Exercise aim: State how many lines of the rows below contain the string "user", with case counting. Reply with the number alone.

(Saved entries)

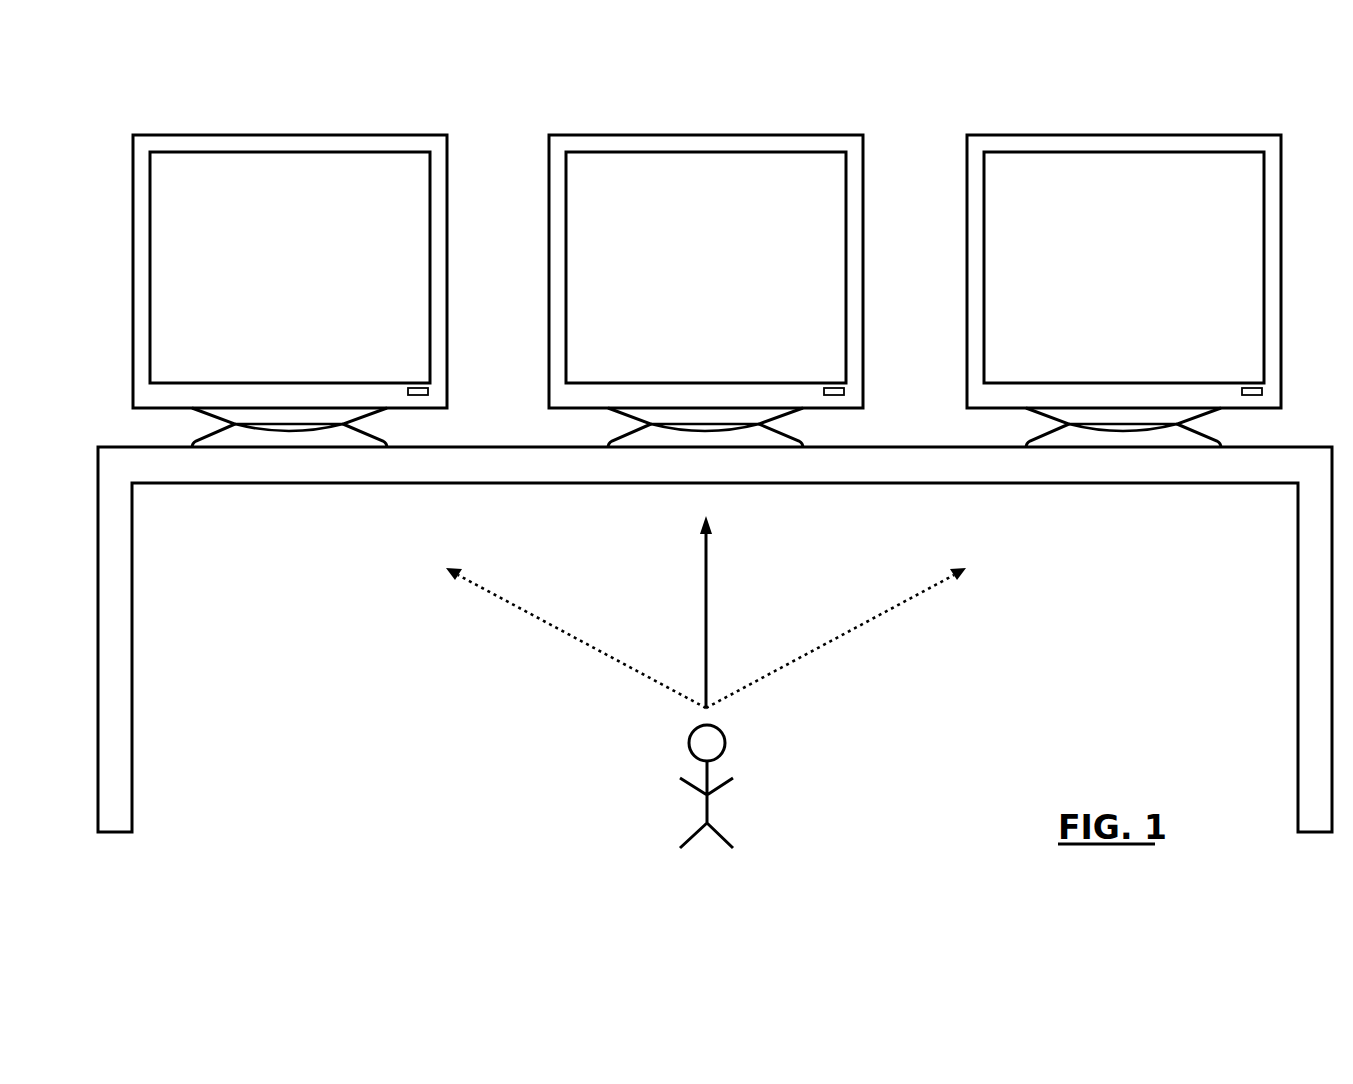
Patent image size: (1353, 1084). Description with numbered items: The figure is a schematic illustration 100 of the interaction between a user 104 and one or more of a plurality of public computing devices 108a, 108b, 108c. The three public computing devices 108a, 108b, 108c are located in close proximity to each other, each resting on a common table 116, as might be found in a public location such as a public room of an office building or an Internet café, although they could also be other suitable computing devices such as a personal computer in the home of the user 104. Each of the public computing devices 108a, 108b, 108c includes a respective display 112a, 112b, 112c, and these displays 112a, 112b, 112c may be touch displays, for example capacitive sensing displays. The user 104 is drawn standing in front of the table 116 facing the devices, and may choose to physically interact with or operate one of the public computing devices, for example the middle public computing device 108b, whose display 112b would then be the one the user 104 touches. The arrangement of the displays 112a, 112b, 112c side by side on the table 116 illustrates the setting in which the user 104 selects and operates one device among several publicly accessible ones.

The schematic illustration 100 is at (337, 869).
The user 104 is at (748, 811).
The public computing device 108a is at (290, 135).
The public computing device 108b is at (706, 135).
The public computing device 108c is at (1116, 135).
The display 112a is at (377, 205).
The display 112b is at (793, 205).
The display 112c is at (1203, 205).
The table 116 is at (115, 657).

Response for this exercise: 2